§ **PROBLEM TO SOLVE**: Without the pictures, can you quote each line below exactly?

::::::::::

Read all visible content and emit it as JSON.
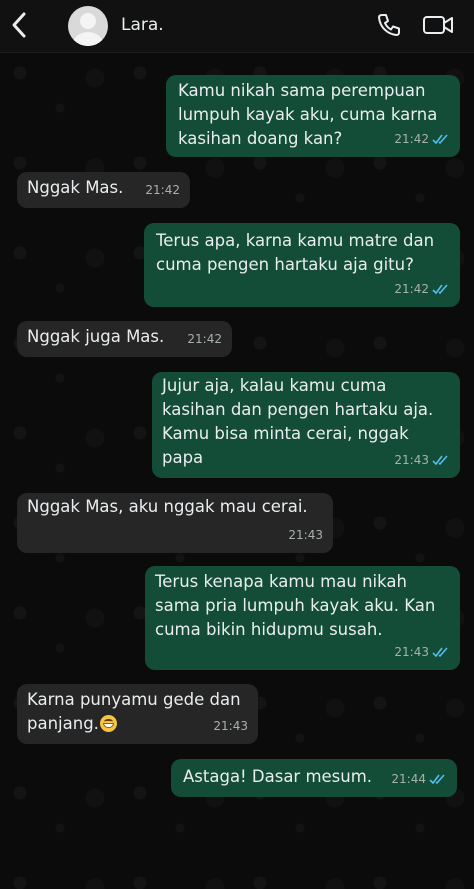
{
  "header": {
    "contact_name": "Lara.",
    "icons": [
      "chevron-left-icon",
      "avatar",
      "phone-icon",
      "video-icon"
    ]
  },
  "colors": {
    "incoming_bubble": "#262626",
    "outgoing_bubble": "#144d37",
    "read_tick": "#53bdeb"
  },
  "messages": [
    {
      "dir": "out",
      "text": "Kamu nikah sama perempuan\nlumpuh kayak aku, cuma karna\nkasihan doang kan?",
      "time": "21:42",
      "status": "read"
    },
    {
      "dir": "in",
      "text": "Nggak Mas.",
      "time": "21:42"
    },
    {
      "dir": "out",
      "text": "Terus apa, karna kamu matre dan\ncuma pengen hartaku aja gitu?",
      "time": "21:42",
      "status": "read"
    },
    {
      "dir": "in",
      "text": "Nggak juga Mas.",
      "time": "21:42"
    },
    {
      "dir": "out",
      "text": "Jujur aja, kalau kamu cuma\nkasihan dan pengen hartaku aja.\nKamu bisa minta cerai, nggak\npapa",
      "time": "21:43",
      "status": "read"
    },
    {
      "dir": "in",
      "text": "Nggak Mas, aku nggak mau cerai.",
      "time": "21:43"
    },
    {
      "dir": "out",
      "text": "Terus kenapa kamu mau nikah\nsama pria lumpuh kayak aku. Kan\ncuma bikin hidupmu susah.",
      "time": "21:43",
      "status": "read"
    },
    {
      "dir": "in",
      "text": "Karna punyamu gede dan\npanjang.",
      "time": "21:43",
      "emoji": "grinning-face-emoji"
    },
    {
      "dir": "out",
      "text": "Astaga! Dasar mesum.",
      "time": "21:44",
      "status": "read"
    }
  ]
}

::::::::::

§ **CORRECT RESULT**:
Read all visible content and emit it as JSON.
{
  "header": {
    "contact_name": "Lara.",
    "icons": [
      "chevron-left-icon",
      "avatar",
      "phone-icon",
      "video-icon"
    ]
  },
  "colors": {
    "incoming_bubble": "#262626",
    "outgoing_bubble": "#144d37",
    "read_tick": "#53bdeb"
  },
  "messages": [
    {
      "dir": "out",
      "text": "Kamu nikah sama perempuan\nlumpuh kayak aku, cuma karna\nkasihan doang kan?",
      "time": "21:42",
      "status": "read"
    },
    {
      "dir": "in",
      "text": "Nggak Mas.",
      "time": "21:42"
    },
    {
      "dir": "out",
      "text": "Terus apa, karna kamu matre dan\ncuma pengen hartaku aja gitu?",
      "time": "21:42",
      "status": "read"
    },
    {
      "dir": "in",
      "text": "Nggak juga Mas.",
      "time": "21:42"
    },
    {
      "dir": "out",
      "text": "Jujur aja, kalau kamu cuma\nkasihan dan pengen hartaku aja.\nKamu bisa minta cerai, nggak\npapa",
      "time": "21:43",
      "status": "read"
    },
    {
      "dir": "in",
      "text": "Nggak Mas, aku nggak mau cerai.",
      "time": "21:43"
    },
    {
      "dir": "out",
      "text": "Terus kenapa kamu mau nikah\nsama pria lumpuh kayak aku. Kan\ncuma bikin hidupmu susah.",
      "time": "21:43",
      "status": "read"
    },
    {
      "dir": "in",
      "text": "Karna punyamu gede dan\npanjang.",
      "time": "21:43",
      "emoji": "grinning-face-emoji"
    },
    {
      "dir": "out",
      "text": "Astaga! Dasar mesum.",
      "time": "21:44",
      "status": "read"
    }
  ]
}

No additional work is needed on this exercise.